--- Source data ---
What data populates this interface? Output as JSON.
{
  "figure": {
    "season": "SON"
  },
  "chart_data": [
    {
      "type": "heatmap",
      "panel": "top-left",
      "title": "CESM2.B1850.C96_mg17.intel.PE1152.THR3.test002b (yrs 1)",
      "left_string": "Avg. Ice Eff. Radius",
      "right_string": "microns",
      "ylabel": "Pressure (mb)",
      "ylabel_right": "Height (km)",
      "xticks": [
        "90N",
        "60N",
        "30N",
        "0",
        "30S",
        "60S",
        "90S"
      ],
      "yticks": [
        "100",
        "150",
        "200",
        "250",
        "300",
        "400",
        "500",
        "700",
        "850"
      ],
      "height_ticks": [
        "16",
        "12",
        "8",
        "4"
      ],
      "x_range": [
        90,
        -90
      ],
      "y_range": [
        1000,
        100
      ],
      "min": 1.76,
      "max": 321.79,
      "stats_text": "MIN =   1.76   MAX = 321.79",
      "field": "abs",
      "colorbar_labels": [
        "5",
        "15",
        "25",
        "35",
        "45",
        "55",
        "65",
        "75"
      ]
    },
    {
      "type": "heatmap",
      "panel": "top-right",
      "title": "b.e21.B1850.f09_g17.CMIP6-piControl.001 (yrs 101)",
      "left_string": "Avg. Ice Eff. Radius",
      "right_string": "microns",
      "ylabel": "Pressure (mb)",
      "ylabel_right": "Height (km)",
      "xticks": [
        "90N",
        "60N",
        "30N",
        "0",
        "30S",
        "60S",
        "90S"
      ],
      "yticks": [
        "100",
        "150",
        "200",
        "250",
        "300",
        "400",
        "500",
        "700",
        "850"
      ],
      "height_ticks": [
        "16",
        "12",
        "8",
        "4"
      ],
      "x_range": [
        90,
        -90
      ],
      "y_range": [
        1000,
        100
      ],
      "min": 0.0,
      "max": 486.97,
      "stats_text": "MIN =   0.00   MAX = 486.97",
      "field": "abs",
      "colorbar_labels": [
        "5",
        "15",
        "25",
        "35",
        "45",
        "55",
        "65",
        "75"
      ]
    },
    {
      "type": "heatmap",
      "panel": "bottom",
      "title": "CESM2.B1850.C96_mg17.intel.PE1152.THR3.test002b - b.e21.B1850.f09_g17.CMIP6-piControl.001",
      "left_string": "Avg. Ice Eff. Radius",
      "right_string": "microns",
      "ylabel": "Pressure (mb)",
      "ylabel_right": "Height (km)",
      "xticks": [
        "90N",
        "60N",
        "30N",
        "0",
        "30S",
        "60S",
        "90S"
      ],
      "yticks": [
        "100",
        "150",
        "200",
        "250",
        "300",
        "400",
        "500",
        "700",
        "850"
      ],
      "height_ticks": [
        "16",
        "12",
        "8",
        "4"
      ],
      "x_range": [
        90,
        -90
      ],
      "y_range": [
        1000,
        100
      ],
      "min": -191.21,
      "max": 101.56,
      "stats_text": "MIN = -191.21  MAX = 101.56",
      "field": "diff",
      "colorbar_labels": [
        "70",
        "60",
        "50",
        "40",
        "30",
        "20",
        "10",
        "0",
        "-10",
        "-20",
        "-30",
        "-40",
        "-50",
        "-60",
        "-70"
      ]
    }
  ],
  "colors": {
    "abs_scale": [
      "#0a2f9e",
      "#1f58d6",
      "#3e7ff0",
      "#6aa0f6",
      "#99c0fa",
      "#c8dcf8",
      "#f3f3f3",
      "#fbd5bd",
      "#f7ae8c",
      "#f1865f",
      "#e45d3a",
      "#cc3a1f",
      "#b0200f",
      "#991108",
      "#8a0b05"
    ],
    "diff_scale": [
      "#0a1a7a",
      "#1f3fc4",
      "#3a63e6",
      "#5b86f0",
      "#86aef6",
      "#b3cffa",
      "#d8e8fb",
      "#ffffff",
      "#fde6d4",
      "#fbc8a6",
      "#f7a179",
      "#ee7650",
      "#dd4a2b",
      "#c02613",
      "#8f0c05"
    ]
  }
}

--- Direction ---
Gather all lines with the string "title" from the data.

--- Exercise result ---
      "title": "CESM2.B1850.C96_mg17.intel.PE1152.THR3.test002b (yrs 1)",
      "title": "b.e21.B1850.f09_g17.CMIP6-piControl.001 (yrs 101)",
      "title": "CESM2.B1850.C96_mg17.intel.PE1152.THR3.test002b - b.e21.B1850.f09_g17.CMIP6-piControl.001",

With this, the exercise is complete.